-- Instruksi tertulis 1 --
Salin persis baris-baris dalam catatan, mulai dari baris yang memuat "legend-label-x13co-sub: CO [165, 420, 184, 435]" sampai dengan baris yang memuat "bottom-xtick-label-2: −1 [196, 736, 224, 758]", kedua baris itu ikut disalin.

-- Kutipan sumber --
···

Penghindaran pajak adalah suatu tindakan yang legal, dalam hal ini sama
sekali tidak ada suatu pelanggaran hukum yang dilakukan dan akan diperoleh penghematan pajak sehingga terhindar dari pengenaan pajak yang lebih besar
atau mungkin sama sekali tidak kena pajak (Zain, 2007). Buus (2018)
mendefinisikan bahwa penghindaran pajak merupakan suatu strategi pajak
yang agresif yang dilakukan oleh perusahaan dalam meminimalkan beban
pajak, sehingga kegiatan ini mungkin memunculkan resiko bagi perusahaan.
Sedangkan Pohan (2013) menyatakan bahwa penghindaran pajak adalah upaya yang dilakukan secara legal dan aman bagi wajib pajak karena tidak
bertentangan dengan ketentuan perpajakan, di mana metode dan teknik yang digunakan cenderung memanfaatkan kelemahan-kelemahan (grey area) yang
terdapat dalam peraturan undang-undang perpajakan itu sendiri untuk
memperkecil jumlah pajak yang terutang. Menurut Suandy (2011), penghindaran pajak adalah rekayasa, ‘tax affairs’ yang masih tetap berada dalam bingkai ketentuan pajak (lawful). Berdasarkan itu, tujuan utama dari
tindakan penghindaran pajak adalah membuat beban pajak yang dibayarkan
menjadi lebih rendah karena perusahaan menganggap pembayaran pajak
sebagai suatu tambahan biaya yang sangat besar atau transfer kekayaan dari
perusahaan kepada pemerintah yang dapat mengurangi laba perusahaan. Ada
beberapa cara untuk melakukan penghindaran pajak menurut Merks (2007 dan Marfuah dan Azizah (2014) diantaranya ialah: (1) substantive tax planning yaitu
dengan memindahkan subjek pajak dan/atau objek pajak ke negara yang memberikan perlakuan pajak khusus atau keringanan pajak (tax heaven country) atas suatu jenis penghasilan; (2) formal tax planning ialah usaha
penghindaran pajak dengan mempertahankan substansi ekonomi dari
transaksi melalui pemilihan formal yang memberikan beban pajak yang paling rendah; dan (3) general anti avoidance rule adalah adanya ketentuan anti avoidance atas transaksi transfer pricing, thin capitalization, treaty shopping, dan
controlled foreign corporation (Specific Anti Avoidance Rule), serta transaksi yang
tidak mempunyai substansi bisnis. Pada penelitian ini variabel penghindaran pajak akan diproksikan dengan menggunakan effective tax rates (ETR).

···

-- Data kerja --
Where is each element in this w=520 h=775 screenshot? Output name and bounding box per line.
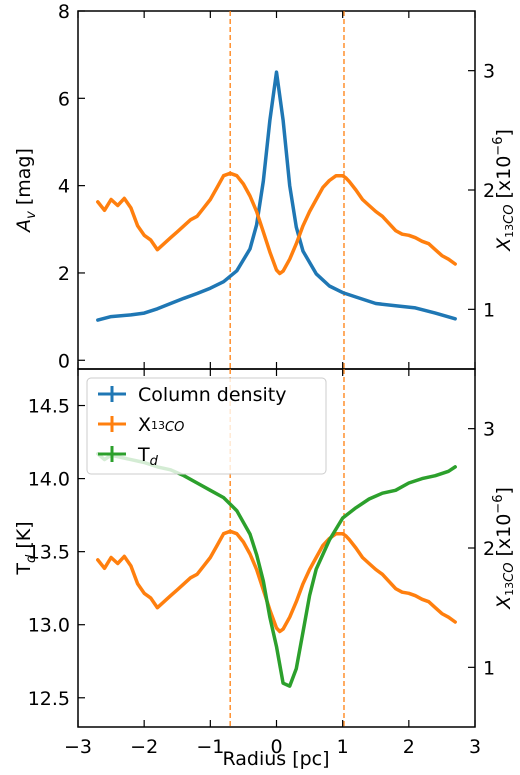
legend-label-x13co-sub: CO [165, 420, 184, 435]
bottom-xtick-label-4: 1 [337, 736, 349, 758]
legend-label-x13co-sup: 13 [151, 419, 165, 432]
top-y2tick-label-2: 3 [483, 61, 495, 83]
top-y2label-unit: [x10 [493, 156, 515, 205]
top-ytick-label-3: 6 [58, 88, 70, 110]
bottom-ylabel-sub: d [24, 554, 39, 563]
top-panel: 0 2 4 6 8 1 2 3 Av [mag] X13CO [x10−6] [13, 1, 517, 372]
top-ytick-label-0: 0 [58, 350, 70, 372]
bottom-y2tick-label-0: 1 [483, 657, 495, 679]
bottom-ytick-label-3: 14.0 [28, 469, 70, 491]
bottom-xtick-label-1: −2 [130, 736, 158, 758]
top-y2tick-label-0: 1 [483, 299, 495, 321]
top-ytick-label-1: 2 [58, 263, 70, 285]
top-vlines [229, 11, 345, 369]
bottom-ytick-label-0: 12.5 [28, 688, 70, 710]
top-series-column-density [96, 70, 457, 322]
bottom-series [96, 452, 457, 688]
top-ylabel-sub: v [24, 211, 39, 219]
bottom-xtick-label-2: −1 [196, 736, 224, 758]
legend-label-x13co-main: X [138, 414, 151, 436]
bottom-y2label: X13CO [x10−6] [491, 487, 517, 610]
bottom-y2label-main: X [493, 595, 515, 610]
top-y2label-sub1: 13 [503, 224, 516, 238]
top-y2label-exp: −6 [491, 137, 506, 156]
bottom-xtick-label-6: 3 [469, 736, 481, 758]
bottom-series-t-d [96, 452, 457, 688]
top-ylabel-unit: [mag] [13, 148, 35, 211]
legend-item-td: Td [98, 444, 159, 469]
bottom-ylabel-unit: [K] [13, 521, 35, 554]
top-ylabel-main: A [13, 219, 35, 234]
bottom-series-x13co [96, 529, 457, 634]
legend-item-x13co: X13CO [98, 414, 184, 436]
top-series-x13co [96, 171, 457, 276]
bottom-y2label-sub1: 13 [503, 582, 516, 596]
bottom-y2tick-label-1: 2 [483, 538, 495, 560]
legend-label-column-density: Column density [138, 384, 286, 406]
top-ytick-label-4: 8 [58, 1, 70, 23]
top-ytick-label-2: 4 [58, 176, 70, 198]
legend-label-x13co: X13CO [138, 414, 184, 436]
bottom-y2tick-label-2: 3 [483, 419, 495, 441]
legend-label-td-main: T [137, 444, 150, 466]
bottom-ticks: −3 −2 −1 0 1 2 3 12.5 13.0 13.5 14.0 14.5 1 2 3 [28, 369, 495, 758]
bottom-ylabel: Td [K] [13, 521, 39, 575]
bottom-y2label-exp: −6 [491, 495, 506, 514]
legend-box [86, 377, 327, 475]
bottom-xlabel: Radius [pc] [222, 748, 329, 770]
top-y2tick-label-1: 2 [483, 180, 495, 202]
top-ylabel: Av [mag] [13, 148, 39, 234]
bottom-ytick-label-2: 13.5 [28, 542, 70, 564]
bottom-ytick-label-4: 14.5 [28, 396, 70, 418]
top-series [96, 70, 457, 322]
legend-label-td: Td [137, 444, 159, 469]
bottom-panel: −3 −2 −1 0 1 2 3 12.5 13.0 13.5 14.0 14.5 1 2 3 Td [K]… [13, 368, 517, 770]
bottom-y2label-sub2: CO [502, 563, 517, 582]
top-y2label-sub2: CO [502, 205, 517, 224]
top-y2label: X13CO [x10−6] [491, 129, 517, 252]
bottom-xtick-label-3: 0 [270, 736, 282, 758]
bottom-xtick-label-5: 2 [403, 736, 415, 758]
bottom-ylabel-main: T [13, 563, 35, 576]
bottom-y2label-unit: [x10 [493, 514, 515, 563]
top-y2label-close: ] [493, 129, 515, 136]
legend-item-column-density: Column density [98, 384, 286, 406]
bottom-ytick-label-1: 13.0 [28, 615, 70, 637]
bottom-y2label-close: ] [493, 487, 515, 494]
legend: Column density X13CO Td [86, 377, 327, 475]
top-y2label-main: X [493, 237, 515, 252]
top-ticks: 0 2 4 6 8 1 2 3 [58, 1, 495, 372]
legend-label-td-sub: d [150, 454, 159, 469]
bottom-xtick-label-0: −3 [64, 736, 92, 758]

···

-- Instruksi tertulis 2 --
Tulis ulang kata demi kata bagian teks tentang penghindaran pajak, mulai dari "Penghindaran pajak adalah suatu" sampai dengan "resiko bagi perusahaan.".

-- Jawaban akhir 1 --
legend-label-x13co-sub: CO [165, 420, 184, 435]
bottom-xtick-label-4: 1 [337, 736, 349, 758]
legend-label-x13co-sup: 13 [151, 419, 165, 432]
top-y2tick-label-2: 3 [483, 61, 495, 83]
top-y2label-unit: [x10 [493, 156, 515, 205]
top-ytick-label-3: 6 [58, 88, 70, 110]
bottom-ylabel-sub: d [24, 554, 39, 563]
top-panel: 0 2 4 6 8 1 2 3 Av [mag] X13CO [x10−6] [13, 1, 517, 372]
top-ytick-label-0: 0 [58, 350, 70, 372]
bottom-y2tick-label-0: 1 [483, 657, 495, 679]
bottom-ytick-label-3: 14.0 [28, 469, 70, 491]
bottom-xtick-label-1: −2 [130, 736, 158, 758]
top-y2tick-label-0: 1 [483, 299, 495, 321]
top-ytick-label-1: 2 [58, 263, 70, 285]
top-vlines [229, 11, 345, 369]
bottom-ytick-label-0: 12.5 [28, 688, 70, 710]
top-series-column-density [96, 70, 457, 322]
bottom-series [96, 452, 457, 688]
top-ylabel-sub: v [24, 211, 39, 219]
bottom-xtick-label-2: −1 [196, 736, 224, 758]

-- Jawaban akhir 2 --
Penghindaran pajak adalah suatu tindakan yang legal, dalam hal ini sama
sekali tidak ada suatu pelanggaran hukum yang dilakukan dan akan diperoleh penghematan pajak sehingga terhindar dari pengenaan pajak yang lebih besar
atau mungkin sama sekali tidak kena pajak (Zain, 2007). Buus (2018)
mendefinisikan bahwa penghindaran pajak merupakan suatu strategi pajak
yang agresif yang dilakukan oleh perusahaan dalam meminimalkan beban
pajak, sehingga kegiatan ini mungkin memunculkan resiko bagi perusahaan.